#### Aim
Read the listing and extract each line that includes the word "расходов".

#### Data extract

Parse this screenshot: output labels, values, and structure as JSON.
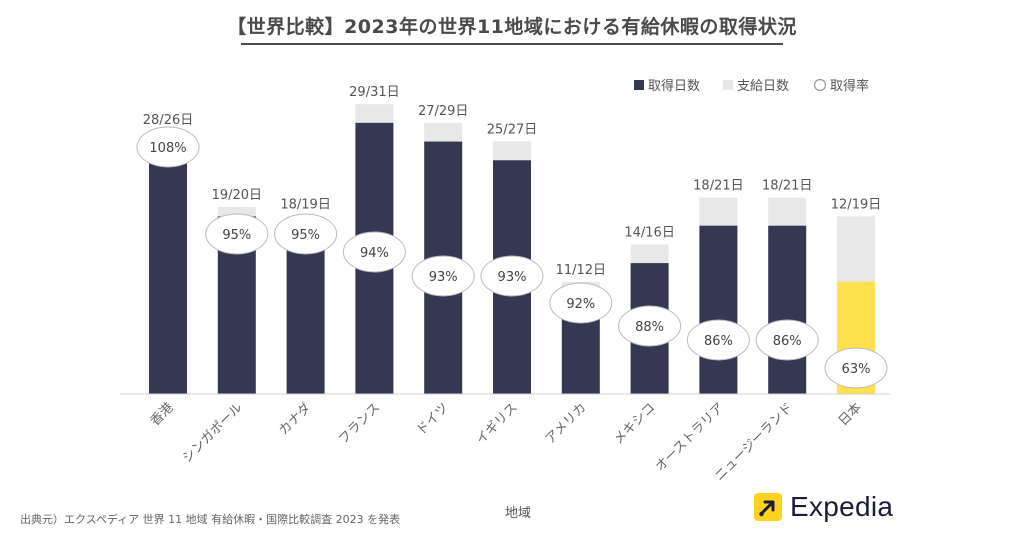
{
  "title": "【世界比較】2023年の世界11地域における有給休暇の取得状況",
  "source": "出典元）エクスペディア 世界 11 地域 有給休暇・国際比較調査 2023 を発表",
  "logo_text": "Expedia",
  "colors": {
    "taken": "#363853",
    "granted": "#e8e8e8",
    "highlight": "#ffe14d",
    "text": "#555555"
  },
  "chart_data": {
    "type": "bar",
    "title": "【世界比較】2023年の世界11地域における有給休暇の取得状況",
    "xlabel": "地域",
    "ylabel": "",
    "ylim": [
      0,
      31
    ],
    "legend_position": "top-right",
    "grid": false,
    "legend": [
      "取得日数",
      "支給日数",
      "取得率"
    ],
    "categories": [
      "香港",
      "シンガポール",
      "カナダ",
      "フランス",
      "ドイツ",
      "イギリス",
      "アメリカ",
      "メキシコ",
      "オーストラリア",
      "ニュージーランド",
      "日本"
    ],
    "series": [
      {
        "name": "取得日数",
        "values": [
          28,
          19,
          18,
          29,
          27,
          25,
          11,
          14,
          18,
          18,
          12
        ]
      },
      {
        "name": "支給日数",
        "values": [
          26,
          20,
          19,
          31,
          29,
          27,
          12,
          16,
          21,
          21,
          19
        ]
      }
    ],
    "bar_labels": [
      "28/26日",
      "19/20日",
      "18/19日",
      "29/31日",
      "27/29日",
      "25/27日",
      "11/12日",
      "14/16日",
      "18/21日",
      "18/21日",
      "12/19日"
    ],
    "rates": [
      "108%",
      "95%",
      "95%",
      "94%",
      "93%",
      "93%",
      "92%",
      "88%",
      "86%",
      "86%",
      "63%"
    ],
    "highlight_category": "日本"
  }
}
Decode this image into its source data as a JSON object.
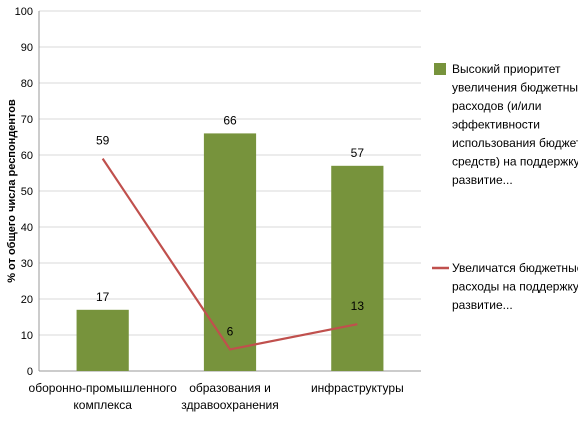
{
  "chart_data": {
    "type": "bar",
    "categories": [
      [
        "оборонно-промышленного",
        "комплекса"
      ],
      [
        "образования и",
        "здравоохранения"
      ],
      [
        "инфраструктуры"
      ]
    ],
    "ylabel": "% от общего числа респондентов",
    "ylim": [
      0,
      100
    ],
    "yticks": [
      0,
      10,
      20,
      30,
      40,
      50,
      60,
      70,
      80,
      90,
      100
    ],
    "grid": "horizontal",
    "legend_position": "right",
    "series": [
      {
        "name": "Высокий приоритет увеличения бюджетных расходов (и/или эффективности использования бюджетных средств) на поддержку и развитие...",
        "legend_lines": [
          "Высокий приоритет",
          "увеличения бюджетных",
          "расходов (и/или",
          "эффективности",
          "использования бюджетных",
          "средств) на поддержку и",
          "развитие..."
        ],
        "type": "bar",
        "color": "#77933c",
        "values": [
          17,
          66,
          57
        ]
      },
      {
        "name": "Увеличатся бюджетные расходы на поддержку и развитие...",
        "legend_lines": [
          "Увеличатся бюджетные",
          "расходы на поддержку и",
          "развитие..."
        ],
        "type": "line",
        "color": "#c0504d",
        "values": [
          59,
          6,
          13
        ]
      }
    ]
  }
}
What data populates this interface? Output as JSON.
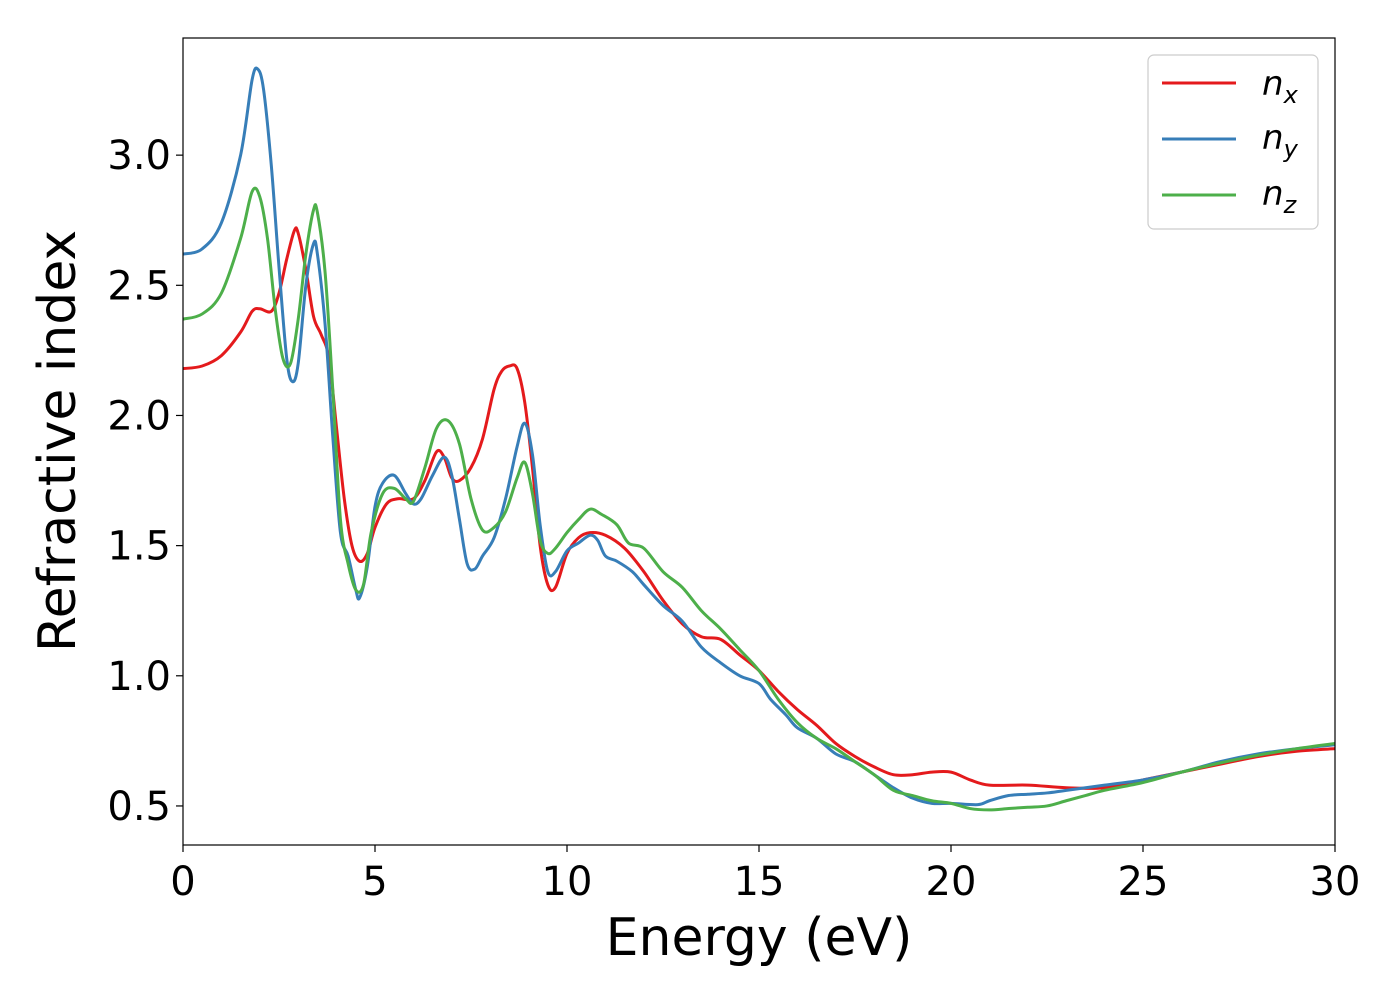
{
  "chart_data": {
    "type": "line",
    "title": "",
    "xlabel": "Energy (eV)",
    "ylabel": "Refractive index",
    "xlim": [
      0,
      30
    ],
    "ylim": [
      0.35,
      3.45
    ],
    "xticks": [
      0,
      5,
      10,
      15,
      20,
      25,
      30
    ],
    "yticks": [
      0.5,
      1.0,
      1.5,
      2.0,
      2.5,
      3.0
    ],
    "xtick_labels": [
      "0",
      "5",
      "10",
      "15",
      "20",
      "25",
      "30"
    ],
    "ytick_labels": [
      "0.5",
      "1.0",
      "1.5",
      "2.0",
      "2.5",
      "3.0"
    ],
    "grid": false,
    "legend_position": "top-right",
    "series": [
      {
        "name": "n_x",
        "legend_main": "n",
        "legend_sub": "x",
        "color": "#e41a1c",
        "points": [
          [
            0,
            2.18
          ],
          [
            0.5,
            2.19
          ],
          [
            1.0,
            2.23
          ],
          [
            1.5,
            2.32
          ],
          [
            1.8,
            2.4
          ],
          [
            2.0,
            2.41
          ],
          [
            2.3,
            2.4
          ],
          [
            2.5,
            2.47
          ],
          [
            2.7,
            2.6
          ],
          [
            2.9,
            2.71
          ],
          [
            3.0,
            2.7
          ],
          [
            3.2,
            2.56
          ],
          [
            3.4,
            2.38
          ],
          [
            3.6,
            2.31
          ],
          [
            3.8,
            2.22
          ],
          [
            4.0,
            1.95
          ],
          [
            4.2,
            1.68
          ],
          [
            4.4,
            1.5
          ],
          [
            4.6,
            1.44
          ],
          [
            4.8,
            1.47
          ],
          [
            5.0,
            1.57
          ],
          [
            5.3,
            1.66
          ],
          [
            5.6,
            1.68
          ],
          [
            6.0,
            1.68
          ],
          [
            6.3,
            1.75
          ],
          [
            6.6,
            1.86
          ],
          [
            6.8,
            1.84
          ],
          [
            7.0,
            1.76
          ],
          [
            7.2,
            1.75
          ],
          [
            7.5,
            1.8
          ],
          [
            7.8,
            1.91
          ],
          [
            8.1,
            2.1
          ],
          [
            8.3,
            2.17
          ],
          [
            8.5,
            2.19
          ],
          [
            8.7,
            2.18
          ],
          [
            8.9,
            2.05
          ],
          [
            9.1,
            1.8
          ],
          [
            9.3,
            1.5
          ],
          [
            9.5,
            1.35
          ],
          [
            9.7,
            1.34
          ],
          [
            10.0,
            1.47
          ],
          [
            10.3,
            1.53
          ],
          [
            10.6,
            1.55
          ],
          [
            11.0,
            1.54
          ],
          [
            11.5,
            1.49
          ],
          [
            12.0,
            1.4
          ],
          [
            12.5,
            1.29
          ],
          [
            13.0,
            1.2
          ],
          [
            13.5,
            1.15
          ],
          [
            14.0,
            1.14
          ],
          [
            14.5,
            1.08
          ],
          [
            15.0,
            1.02
          ],
          [
            15.5,
            0.94
          ],
          [
            16.0,
            0.87
          ],
          [
            16.5,
            0.81
          ],
          [
            17.0,
            0.74
          ],
          [
            17.5,
            0.69
          ],
          [
            18.0,
            0.65
          ],
          [
            18.5,
            0.62
          ],
          [
            19.0,
            0.62
          ],
          [
            19.5,
            0.63
          ],
          [
            20.0,
            0.63
          ],
          [
            20.5,
            0.6
          ],
          [
            21.0,
            0.58
          ],
          [
            22.0,
            0.58
          ],
          [
            23.0,
            0.57
          ],
          [
            24.0,
            0.57
          ],
          [
            25.0,
            0.6
          ],
          [
            26.0,
            0.63
          ],
          [
            27.0,
            0.66
          ],
          [
            28.0,
            0.69
          ],
          [
            29.0,
            0.71
          ],
          [
            30.0,
            0.72
          ]
        ]
      },
      {
        "name": "n_y",
        "legend_main": "n",
        "legend_sub": "y",
        "color": "#377eb8",
        "points": [
          [
            0,
            2.62
          ],
          [
            0.5,
            2.64
          ],
          [
            1.0,
            2.74
          ],
          [
            1.5,
            3.0
          ],
          [
            1.8,
            3.29
          ],
          [
            1.95,
            3.33
          ],
          [
            2.1,
            3.25
          ],
          [
            2.3,
            2.96
          ],
          [
            2.5,
            2.57
          ],
          [
            2.7,
            2.22
          ],
          [
            2.85,
            2.13
          ],
          [
            3.0,
            2.2
          ],
          [
            3.2,
            2.5
          ],
          [
            3.4,
            2.66
          ],
          [
            3.5,
            2.62
          ],
          [
            3.7,
            2.35
          ],
          [
            3.9,
            1.92
          ],
          [
            4.1,
            1.55
          ],
          [
            4.3,
            1.46
          ],
          [
            4.5,
            1.33
          ],
          [
            4.6,
            1.3
          ],
          [
            4.8,
            1.42
          ],
          [
            5.0,
            1.65
          ],
          [
            5.2,
            1.74
          ],
          [
            5.5,
            1.77
          ],
          [
            5.8,
            1.7
          ],
          [
            6.0,
            1.66
          ],
          [
            6.2,
            1.68
          ],
          [
            6.5,
            1.77
          ],
          [
            6.8,
            1.84
          ],
          [
            7.0,
            1.77
          ],
          [
            7.2,
            1.6
          ],
          [
            7.4,
            1.43
          ],
          [
            7.6,
            1.41
          ],
          [
            7.8,
            1.46
          ],
          [
            8.1,
            1.53
          ],
          [
            8.4,
            1.68
          ],
          [
            8.7,
            1.88
          ],
          [
            8.9,
            1.97
          ],
          [
            9.1,
            1.85
          ],
          [
            9.3,
            1.58
          ],
          [
            9.5,
            1.4
          ],
          [
            9.7,
            1.4
          ],
          [
            10.0,
            1.48
          ],
          [
            10.3,
            1.51
          ],
          [
            10.6,
            1.54
          ],
          [
            10.8,
            1.52
          ],
          [
            11.0,
            1.46
          ],
          [
            11.3,
            1.44
          ],
          [
            11.7,
            1.4
          ],
          [
            12.0,
            1.35
          ],
          [
            12.5,
            1.27
          ],
          [
            13.0,
            1.21
          ],
          [
            13.5,
            1.11
          ],
          [
            14.0,
            1.05
          ],
          [
            14.5,
            1.0
          ],
          [
            15.0,
            0.97
          ],
          [
            15.3,
            0.91
          ],
          [
            15.7,
            0.85
          ],
          [
            16.0,
            0.8
          ],
          [
            16.5,
            0.76
          ],
          [
            17.0,
            0.7
          ],
          [
            17.5,
            0.67
          ],
          [
            18.0,
            0.62
          ],
          [
            18.5,
            0.57
          ],
          [
            19.0,
            0.53
          ],
          [
            19.5,
            0.51
          ],
          [
            20.0,
            0.51
          ],
          [
            20.7,
            0.505
          ],
          [
            21.0,
            0.52
          ],
          [
            21.5,
            0.54
          ],
          [
            22.0,
            0.545
          ],
          [
            22.5,
            0.55
          ],
          [
            23.0,
            0.56
          ],
          [
            24.0,
            0.58
          ],
          [
            25.0,
            0.6
          ],
          [
            26.0,
            0.63
          ],
          [
            27.0,
            0.67
          ],
          [
            28.0,
            0.7
          ],
          [
            29.0,
            0.72
          ],
          [
            30.0,
            0.735
          ]
        ]
      },
      {
        "name": "n_z",
        "legend_main": "n",
        "legend_sub": "z",
        "color": "#4daf4a",
        "points": [
          [
            0,
            2.37
          ],
          [
            0.5,
            2.39
          ],
          [
            1.0,
            2.47
          ],
          [
            1.5,
            2.68
          ],
          [
            1.8,
            2.86
          ],
          [
            2.0,
            2.84
          ],
          [
            2.2,
            2.68
          ],
          [
            2.4,
            2.41
          ],
          [
            2.6,
            2.22
          ],
          [
            2.8,
            2.2
          ],
          [
            3.0,
            2.37
          ],
          [
            3.2,
            2.62
          ],
          [
            3.4,
            2.79
          ],
          [
            3.5,
            2.78
          ],
          [
            3.7,
            2.55
          ],
          [
            3.9,
            2.1
          ],
          [
            4.1,
            1.6
          ],
          [
            4.3,
            1.43
          ],
          [
            4.5,
            1.33
          ],
          [
            4.7,
            1.35
          ],
          [
            4.9,
            1.55
          ],
          [
            5.2,
            1.7
          ],
          [
            5.5,
            1.72
          ],
          [
            5.8,
            1.68
          ],
          [
            6.0,
            1.67
          ],
          [
            6.3,
            1.8
          ],
          [
            6.6,
            1.95
          ],
          [
            6.9,
            1.98
          ],
          [
            7.2,
            1.89
          ],
          [
            7.5,
            1.68
          ],
          [
            7.8,
            1.56
          ],
          [
            8.1,
            1.57
          ],
          [
            8.4,
            1.63
          ],
          [
            8.7,
            1.76
          ],
          [
            8.9,
            1.82
          ],
          [
            9.1,
            1.7
          ],
          [
            9.3,
            1.52
          ],
          [
            9.5,
            1.47
          ],
          [
            9.7,
            1.49
          ],
          [
            10.0,
            1.55
          ],
          [
            10.3,
            1.6
          ],
          [
            10.6,
            1.64
          ],
          [
            10.9,
            1.62
          ],
          [
            11.3,
            1.58
          ],
          [
            11.6,
            1.51
          ],
          [
            12.0,
            1.49
          ],
          [
            12.5,
            1.4
          ],
          [
            13.0,
            1.34
          ],
          [
            13.5,
            1.25
          ],
          [
            14.0,
            1.18
          ],
          [
            14.5,
            1.1
          ],
          [
            15.0,
            1.02
          ],
          [
            15.5,
            0.91
          ],
          [
            16.0,
            0.82
          ],
          [
            16.5,
            0.76
          ],
          [
            17.0,
            0.72
          ],
          [
            17.5,
            0.67
          ],
          [
            18.0,
            0.62
          ],
          [
            18.5,
            0.56
          ],
          [
            19.0,
            0.54
          ],
          [
            19.5,
            0.52
          ],
          [
            20.0,
            0.51
          ],
          [
            20.5,
            0.49
          ],
          [
            21.0,
            0.485
          ],
          [
            21.5,
            0.49
          ],
          [
            22.0,
            0.495
          ],
          [
            22.5,
            0.5
          ],
          [
            23.0,
            0.52
          ],
          [
            23.5,
            0.54
          ],
          [
            24.0,
            0.56
          ],
          [
            25.0,
            0.59
          ],
          [
            26.0,
            0.63
          ],
          [
            27.0,
            0.665
          ],
          [
            28.0,
            0.695
          ],
          [
            29.0,
            0.72
          ],
          [
            30.0,
            0.74
          ]
        ]
      }
    ]
  }
}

#### Reply to the task
        "name": "Высокий приоритет увеличения бюджетных расходов (и/или эффективности использования бюджетных средств) на поддержку и развитие...",
          "расходов (и/или",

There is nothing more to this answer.